§ **DATA EXTRACT**:

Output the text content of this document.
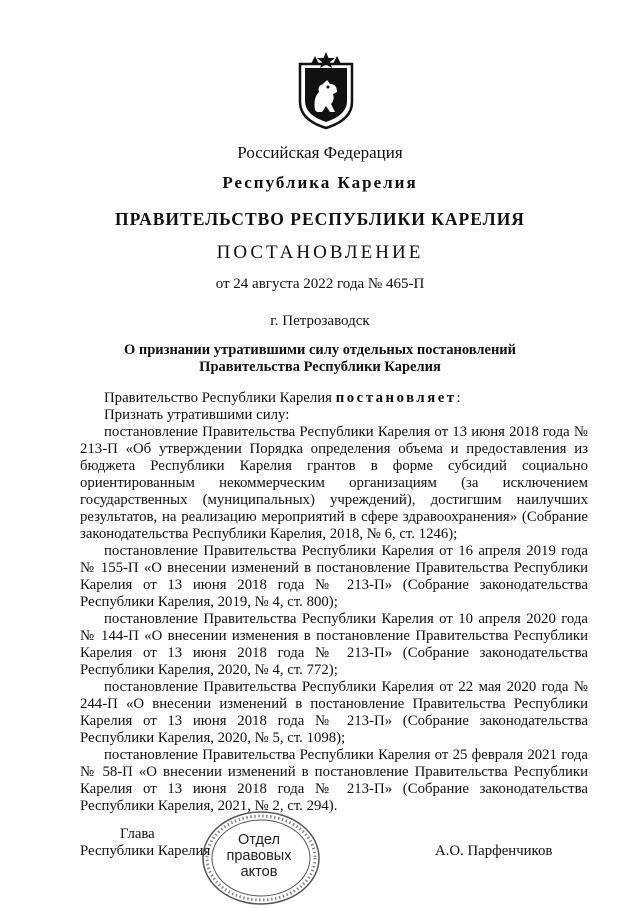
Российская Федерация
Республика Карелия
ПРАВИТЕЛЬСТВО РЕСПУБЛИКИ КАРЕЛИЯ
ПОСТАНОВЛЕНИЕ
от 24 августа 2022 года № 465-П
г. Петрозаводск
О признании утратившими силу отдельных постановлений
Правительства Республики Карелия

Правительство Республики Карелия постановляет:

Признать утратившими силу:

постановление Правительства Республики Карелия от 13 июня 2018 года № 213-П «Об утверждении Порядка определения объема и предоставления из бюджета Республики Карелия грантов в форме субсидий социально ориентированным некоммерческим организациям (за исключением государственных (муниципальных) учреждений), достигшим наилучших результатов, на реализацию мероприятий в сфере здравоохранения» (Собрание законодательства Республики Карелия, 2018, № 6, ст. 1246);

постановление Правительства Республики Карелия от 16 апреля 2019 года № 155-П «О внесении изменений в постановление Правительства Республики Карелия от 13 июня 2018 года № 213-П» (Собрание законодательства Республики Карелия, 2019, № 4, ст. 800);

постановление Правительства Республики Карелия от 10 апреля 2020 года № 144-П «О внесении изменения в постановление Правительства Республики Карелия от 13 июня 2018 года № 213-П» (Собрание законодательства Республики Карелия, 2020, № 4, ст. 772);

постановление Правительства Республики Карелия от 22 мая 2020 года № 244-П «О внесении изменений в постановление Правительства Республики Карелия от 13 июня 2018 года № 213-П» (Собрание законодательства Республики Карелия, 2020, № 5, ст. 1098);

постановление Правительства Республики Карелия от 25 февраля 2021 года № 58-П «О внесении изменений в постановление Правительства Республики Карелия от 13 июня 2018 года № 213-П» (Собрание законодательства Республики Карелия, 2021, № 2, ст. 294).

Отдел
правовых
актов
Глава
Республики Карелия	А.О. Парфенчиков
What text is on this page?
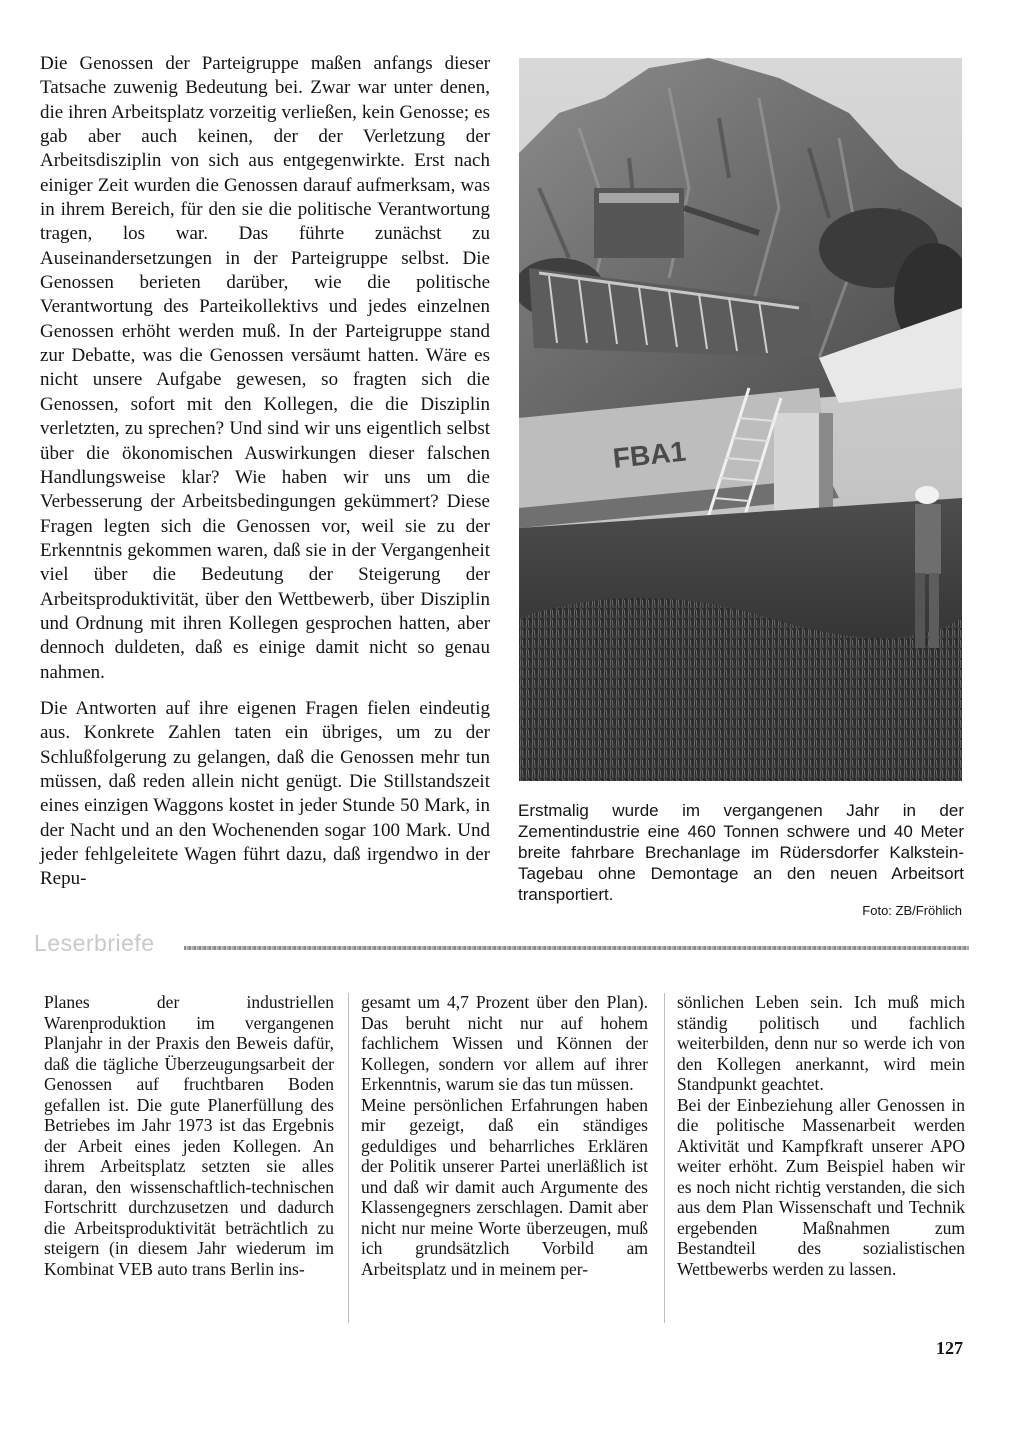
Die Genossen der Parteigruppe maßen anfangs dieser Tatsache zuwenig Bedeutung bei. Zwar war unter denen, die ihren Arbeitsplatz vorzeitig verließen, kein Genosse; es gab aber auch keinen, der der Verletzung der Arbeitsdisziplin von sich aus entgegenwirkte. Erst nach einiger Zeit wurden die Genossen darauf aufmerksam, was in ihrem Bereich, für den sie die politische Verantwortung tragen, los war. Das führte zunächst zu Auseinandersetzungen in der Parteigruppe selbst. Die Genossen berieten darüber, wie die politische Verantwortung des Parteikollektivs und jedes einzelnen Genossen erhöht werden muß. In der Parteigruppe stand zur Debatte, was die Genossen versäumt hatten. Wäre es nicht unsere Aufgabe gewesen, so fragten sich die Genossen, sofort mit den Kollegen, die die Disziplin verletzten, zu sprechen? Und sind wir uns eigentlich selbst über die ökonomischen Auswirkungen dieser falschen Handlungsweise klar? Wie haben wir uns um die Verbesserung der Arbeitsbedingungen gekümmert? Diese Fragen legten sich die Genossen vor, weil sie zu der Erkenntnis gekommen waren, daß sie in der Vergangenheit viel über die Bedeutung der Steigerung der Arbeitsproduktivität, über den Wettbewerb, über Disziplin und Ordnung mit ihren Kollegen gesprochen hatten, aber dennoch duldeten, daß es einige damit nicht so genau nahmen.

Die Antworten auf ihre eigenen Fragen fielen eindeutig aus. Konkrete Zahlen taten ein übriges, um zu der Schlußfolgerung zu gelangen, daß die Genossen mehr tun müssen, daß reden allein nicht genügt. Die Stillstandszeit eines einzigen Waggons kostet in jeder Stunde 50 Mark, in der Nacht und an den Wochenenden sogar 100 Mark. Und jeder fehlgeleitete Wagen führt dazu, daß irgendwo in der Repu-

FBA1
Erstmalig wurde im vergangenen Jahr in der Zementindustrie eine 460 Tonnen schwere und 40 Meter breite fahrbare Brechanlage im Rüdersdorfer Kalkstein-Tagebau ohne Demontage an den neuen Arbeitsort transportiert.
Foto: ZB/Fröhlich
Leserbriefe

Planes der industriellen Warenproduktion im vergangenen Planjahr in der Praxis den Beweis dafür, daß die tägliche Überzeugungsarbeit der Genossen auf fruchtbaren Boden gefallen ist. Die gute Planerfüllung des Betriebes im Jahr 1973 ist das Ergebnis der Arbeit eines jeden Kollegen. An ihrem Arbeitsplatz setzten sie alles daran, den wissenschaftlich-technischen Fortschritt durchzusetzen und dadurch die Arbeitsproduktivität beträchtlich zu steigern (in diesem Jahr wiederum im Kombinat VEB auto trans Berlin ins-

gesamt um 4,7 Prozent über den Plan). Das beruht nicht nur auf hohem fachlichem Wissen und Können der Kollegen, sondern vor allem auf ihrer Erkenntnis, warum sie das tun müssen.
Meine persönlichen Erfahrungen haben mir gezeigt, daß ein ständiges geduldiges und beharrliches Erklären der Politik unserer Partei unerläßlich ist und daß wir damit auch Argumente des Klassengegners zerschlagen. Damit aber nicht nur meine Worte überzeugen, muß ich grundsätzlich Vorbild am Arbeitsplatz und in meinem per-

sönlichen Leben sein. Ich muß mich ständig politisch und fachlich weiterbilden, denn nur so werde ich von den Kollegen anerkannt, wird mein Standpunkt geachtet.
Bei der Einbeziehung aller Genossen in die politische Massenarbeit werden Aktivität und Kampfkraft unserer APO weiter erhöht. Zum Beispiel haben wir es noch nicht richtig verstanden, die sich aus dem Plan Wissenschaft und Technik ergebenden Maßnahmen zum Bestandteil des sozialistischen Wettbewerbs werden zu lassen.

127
--
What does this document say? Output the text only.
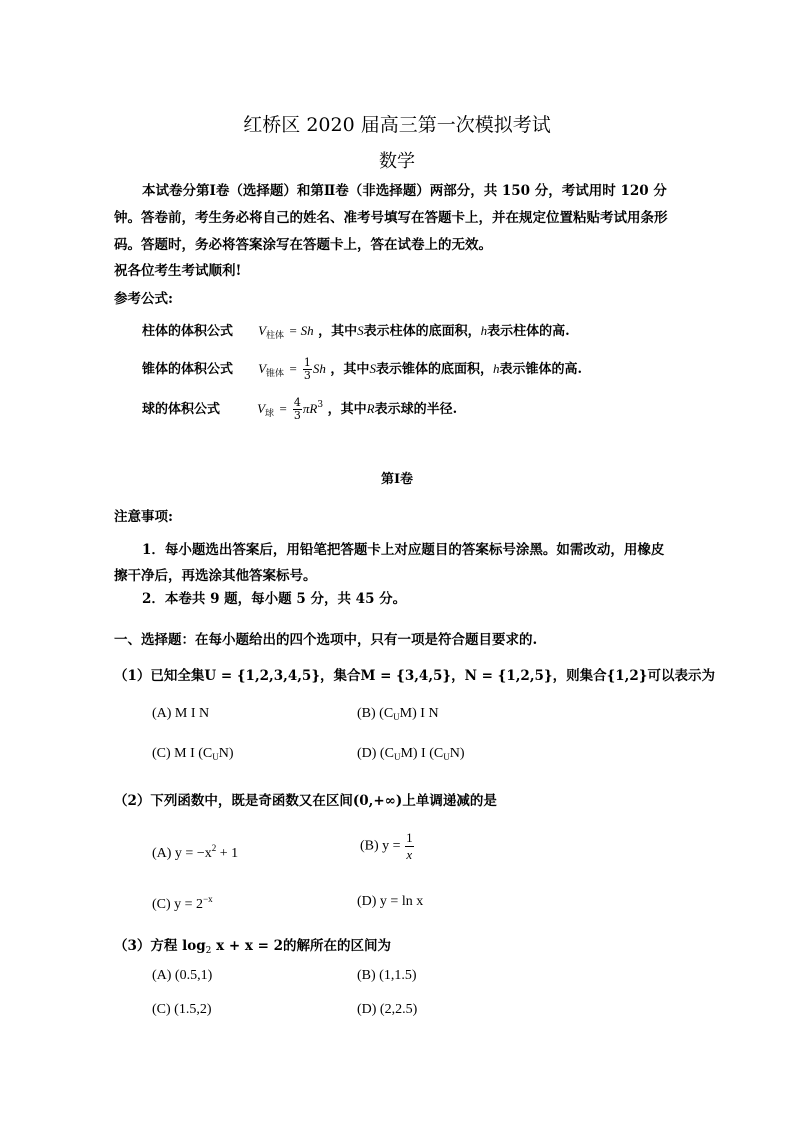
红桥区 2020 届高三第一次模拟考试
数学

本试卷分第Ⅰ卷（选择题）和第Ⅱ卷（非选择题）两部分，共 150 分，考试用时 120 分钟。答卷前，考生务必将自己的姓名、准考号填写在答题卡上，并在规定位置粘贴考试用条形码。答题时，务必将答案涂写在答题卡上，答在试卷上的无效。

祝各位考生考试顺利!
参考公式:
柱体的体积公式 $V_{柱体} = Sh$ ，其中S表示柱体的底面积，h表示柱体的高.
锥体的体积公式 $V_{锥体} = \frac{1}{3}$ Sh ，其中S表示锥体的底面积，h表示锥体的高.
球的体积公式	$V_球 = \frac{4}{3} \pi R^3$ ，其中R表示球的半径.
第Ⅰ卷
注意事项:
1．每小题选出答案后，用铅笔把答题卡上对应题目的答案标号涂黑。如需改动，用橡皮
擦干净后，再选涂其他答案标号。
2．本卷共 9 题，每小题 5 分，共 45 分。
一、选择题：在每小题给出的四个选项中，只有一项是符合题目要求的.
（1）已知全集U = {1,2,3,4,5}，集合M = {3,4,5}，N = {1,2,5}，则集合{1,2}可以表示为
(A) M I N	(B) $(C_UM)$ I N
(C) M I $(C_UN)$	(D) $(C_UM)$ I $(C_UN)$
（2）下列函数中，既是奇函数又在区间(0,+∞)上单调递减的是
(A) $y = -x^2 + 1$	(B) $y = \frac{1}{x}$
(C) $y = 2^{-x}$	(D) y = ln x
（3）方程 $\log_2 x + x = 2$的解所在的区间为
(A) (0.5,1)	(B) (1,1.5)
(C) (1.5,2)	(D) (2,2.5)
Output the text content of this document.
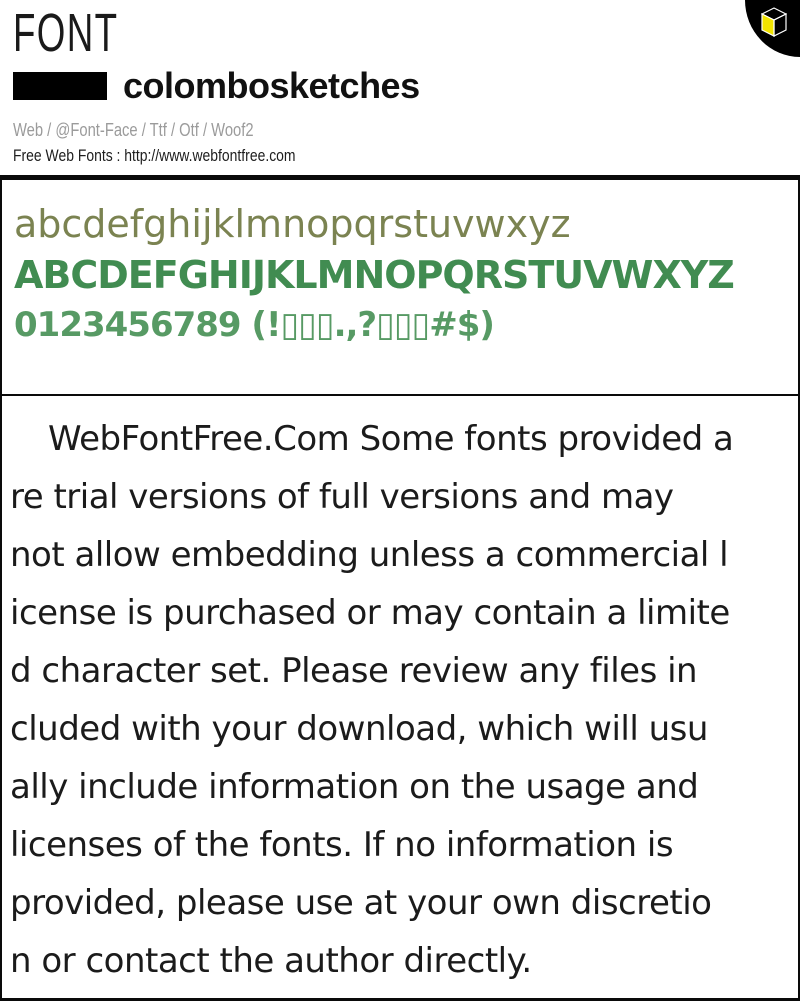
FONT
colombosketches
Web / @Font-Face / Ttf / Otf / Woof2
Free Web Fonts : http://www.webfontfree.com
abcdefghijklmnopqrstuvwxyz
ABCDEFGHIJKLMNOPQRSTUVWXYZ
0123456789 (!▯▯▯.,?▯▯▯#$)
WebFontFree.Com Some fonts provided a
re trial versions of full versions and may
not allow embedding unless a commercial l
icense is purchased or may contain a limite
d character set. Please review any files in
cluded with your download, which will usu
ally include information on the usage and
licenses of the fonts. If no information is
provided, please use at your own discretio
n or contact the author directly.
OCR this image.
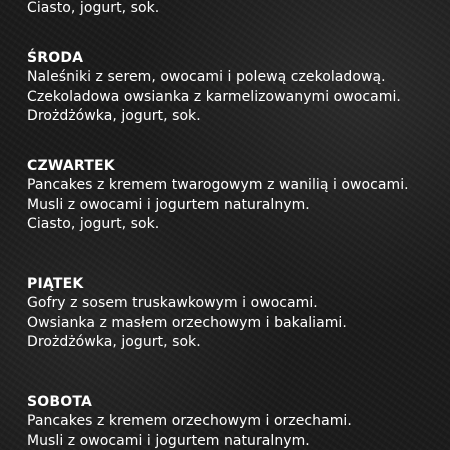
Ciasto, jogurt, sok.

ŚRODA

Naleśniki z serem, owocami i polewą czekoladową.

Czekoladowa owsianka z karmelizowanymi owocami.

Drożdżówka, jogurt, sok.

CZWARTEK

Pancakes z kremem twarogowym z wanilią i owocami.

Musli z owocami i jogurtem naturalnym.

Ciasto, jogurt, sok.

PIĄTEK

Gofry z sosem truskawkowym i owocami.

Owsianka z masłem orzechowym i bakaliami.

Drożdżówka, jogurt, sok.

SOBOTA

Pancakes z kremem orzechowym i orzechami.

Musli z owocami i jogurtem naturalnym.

§ **WHAT IS ASKED**:
Report how many lines of the listing hold the word "this", with nothing but the number.

§ **FINAL RESULT**:
5